Reproduce the records below exactly as they appear.

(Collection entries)
- - -
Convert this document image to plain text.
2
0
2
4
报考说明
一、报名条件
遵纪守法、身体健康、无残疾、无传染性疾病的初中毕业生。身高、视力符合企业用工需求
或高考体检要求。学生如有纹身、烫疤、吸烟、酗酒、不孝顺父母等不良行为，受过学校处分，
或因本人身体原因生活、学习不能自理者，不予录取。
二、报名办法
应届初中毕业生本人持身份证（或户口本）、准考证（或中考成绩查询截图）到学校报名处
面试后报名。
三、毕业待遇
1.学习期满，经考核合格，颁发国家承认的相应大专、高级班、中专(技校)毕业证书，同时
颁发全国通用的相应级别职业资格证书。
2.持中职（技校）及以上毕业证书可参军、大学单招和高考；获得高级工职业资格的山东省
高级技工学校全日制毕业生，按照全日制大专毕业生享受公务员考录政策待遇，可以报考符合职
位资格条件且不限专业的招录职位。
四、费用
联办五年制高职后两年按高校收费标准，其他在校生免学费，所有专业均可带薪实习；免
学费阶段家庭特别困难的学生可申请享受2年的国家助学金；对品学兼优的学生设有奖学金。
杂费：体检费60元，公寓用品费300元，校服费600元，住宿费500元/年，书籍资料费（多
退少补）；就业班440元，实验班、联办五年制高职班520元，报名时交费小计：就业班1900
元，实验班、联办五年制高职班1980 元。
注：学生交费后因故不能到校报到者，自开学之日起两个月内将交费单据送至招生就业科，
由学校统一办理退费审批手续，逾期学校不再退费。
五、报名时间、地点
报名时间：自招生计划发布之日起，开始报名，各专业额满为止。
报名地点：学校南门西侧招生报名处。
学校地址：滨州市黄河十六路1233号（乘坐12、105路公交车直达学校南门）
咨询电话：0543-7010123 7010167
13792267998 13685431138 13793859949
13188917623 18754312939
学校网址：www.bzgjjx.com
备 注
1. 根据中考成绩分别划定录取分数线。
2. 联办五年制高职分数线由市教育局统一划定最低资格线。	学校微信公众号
- - -
| ANSWER |
Convert this document image to plain text.
2
0
2
4
报考说明
一、报名条件
遵纪守法、身体健康、无残疾、无传染性疾病的初中毕业生。身高、视力符合企业用工需求
或高考体检要求。学生如有纹身、烫疤、吸烟、酗酒、不孝顺父母等不良行为，受过学校处分，
或因本人身体原因生活、学习不能自理者，不予录取。
二、报名办法
应届初中毕业生本人持身份证（或户口本）、准考证（或中考成绩查询截图）到学校报名处
面试后报名。
三、毕业待遇
1.学习期满，经考核合格，颁发国家承认的相应大专、高级班、中专(技校)毕业证书，同时
颁发全国通用的相应级别职业资格证书。
2.持中职（技校）及以上毕业证书可参军、大学单招和高考；获得高级工职业资格的山东省
高级技工学校全日制毕业生，按照全日制大专毕业生享受公务员考录政策待遇，可以报考符合职
位资格条件且不限专业的招录职位。
四、费用
联办五年制高职后两年按高校收费标准，其他在校生免学费，所有专业均可带薪实习；免
学费阶段家庭特别困难的学生可申请享受2年的国家助学金；对品学兼优的学生设有奖学金。
杂费：体检费60元，公寓用品费300元，校服费600元，住宿费500元/年，书籍资料费（多
退少补）；就业班440元，实验班、联办五年制高职班520元，报名时交费小计：就业班1900
元，实验班、联办五年制高职班1980 元。
注：学生交费后因故不能到校报到者，自开学之日起两个月内将交费单据送至招生就业科，
由学校统一办理退费审批手续，逾期学校不再退费。
五、报名时间、地点
报名时间：自招生计划发布之日起，开始报名，各专业额满为止。
报名地点：学校南门西侧招生报名处。
学校地址：滨州市黄河十六路1233号（乘坐12、105路公交车直达学校南门）
咨询电话：0543-7010123 7010167
13792267998 13685431138 13793859949
13188917623 18754312939
学校网址：www.bzgjjx.com
备 注
1. 根据中考成绩分别划定录取分数线。
2. 联办五年制高职分数线由市教育局统一划定最低资格线。	学校微信公众号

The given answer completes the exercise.